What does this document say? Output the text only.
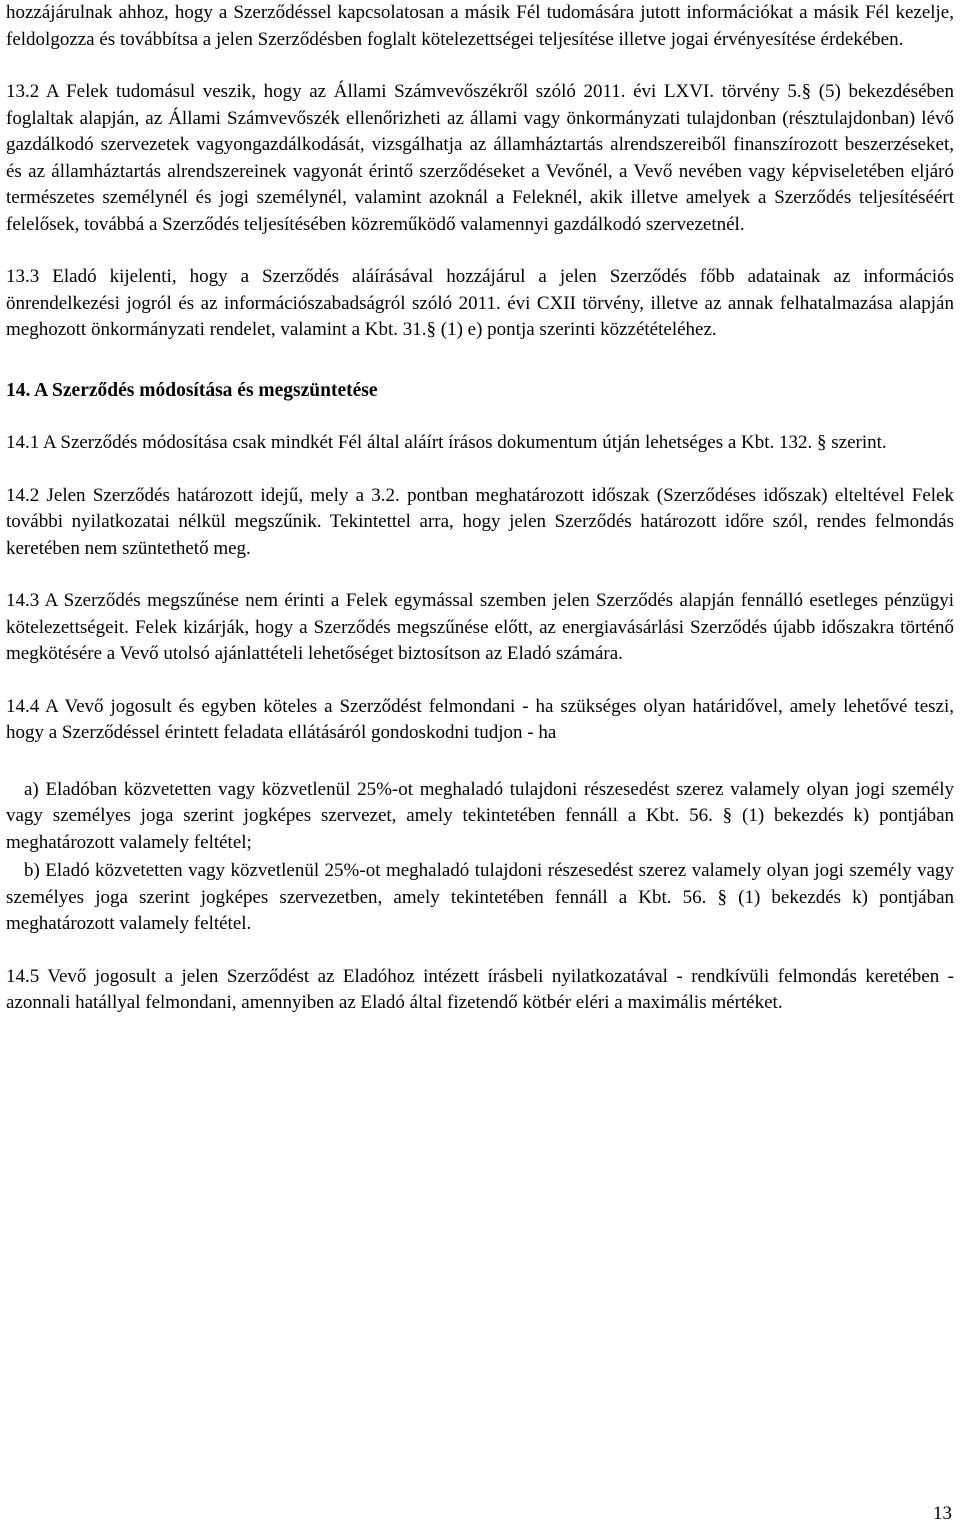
hozzájárulnak ahhoz, hogy a Szerződéssel kapcsolatosan a másik Fél tudomására jutott információkat a másik Fél kezelje, feldolgozza és továbbítsa a jelen Szerződésben foglalt kötelezettségei teljesítése illetve jogai érvényesítése érdekében.

13.2 A Felek tudomásul veszik, hogy az Állami Számvevőszékről szóló 2011. évi LXVI. törvény 5.§ (5) bekezdésében foglaltak alapján, az Állami Számvevőszék ellenőrizheti az állami vagy önkormányzati tulajdonban (résztulajdonban) lévő gazdálkodó szervezetek vagyongazdálkodását, vizsgálhatja az államháztartás alrendszereiből finanszírozott beszerzéseket, és az államháztartás alrendszereinek vagyonát érintő szerződéseket a Vevőnél, a Vevő nevében vagy képviseletében eljáró természetes személynél és jogi személynél, valamint azoknál a Feleknél, akik illetve amelyek a Szerződés teljesítéséért felelősek, továbbá a Szerződés teljesítésében közreműködő valamennyi gazdálkodó szervezetnél.

13.3 Eladó kijelenti, hogy a Szerződés aláírásával hozzájárul a jelen Szerződés főbb adatainak az információs önrendelkezési jogról és az információszabadságról szóló 2011. évi CXII törvény, illetve az annak felhatalmazása alapján meghozott önkormányzati rendelet, valamint a Kbt. 31.§ (1) e) pontja szerinti közzétételéhez.

14. A Szerződés módosítása és megszüntetése

14.1 A Szerződés módosítása csak mindkét Fél által aláírt írásos dokumentum útján lehetséges a Kbt. 132. § szerint.

14.2 Jelen Szerződés határozott idejű, mely a 3.2. pontban meghatározott időszak (Szerződéses időszak) elteltével Felek további nyilatkozatai nélkül megszűnik. Tekintettel arra, hogy jelen Szerződés határozott időre szól, rendes felmondás keretében nem szüntethető meg.

14.3 A Szerződés megszűnése nem érinti a Felek egymással szemben jelen Szerződés alapján fennálló esetleges pénzügyi kötelezettségeit. Felek kizárják, hogy a Szerződés megszűnése előtt, az energiavásárlási Szerződés újabb időszakra történő megkötésére a Vevő utolsó ajánlattételi lehetőséget biztosítson az Eladó számára.

14.4 A Vevő jogosult és egyben köteles a Szerződést felmondani - ha szükséges olyan határidővel, amely lehetővé teszi, hogy a Szerződéssel érintett feladata ellátásáról gondoskodni tudjon - ha

a) Eladóban közvetetten vagy közvetlenül 25%-ot meghaladó tulajdoni részesedést szerez valamely olyan jogi személy vagy személyes joga szerint jogképes szervezet, amely tekintetében fennáll a Kbt. 56. § (1) bekezdés k) pontjában meghatározott valamely feltétel;

b) Eladó közvetetten vagy közvetlenül 25%-ot meghaladó tulajdoni részesedést szerez valamely olyan jogi személy vagy személyes joga szerint jogképes szervezetben, amely tekintetében fennáll a Kbt. 56. § (1) bekezdés k) pontjában meghatározott valamely feltétel.

14.5 Vevő jogosult a jelen Szerződést az Eladóhoz intézett írásbeli nyilatkozatával - rendkívüli felmondás keretében - azonnali hatállyal felmondani, amennyiben az Eladó által fizetendő kötbér eléri a maximális mértéket.

13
◇ ◇ ◇ ◇ ◇ ◇ ◇
## What you need to do
Reproduce each line of the material containing the word "módosítása".

## Correct response
14. A Szerződés módosítása és megszüntetése
14.1 A Szerződés módosítása csak mindkét Fél által aláírt írásos dokumentum útján lehetséges a Kbt. 132. § szerint.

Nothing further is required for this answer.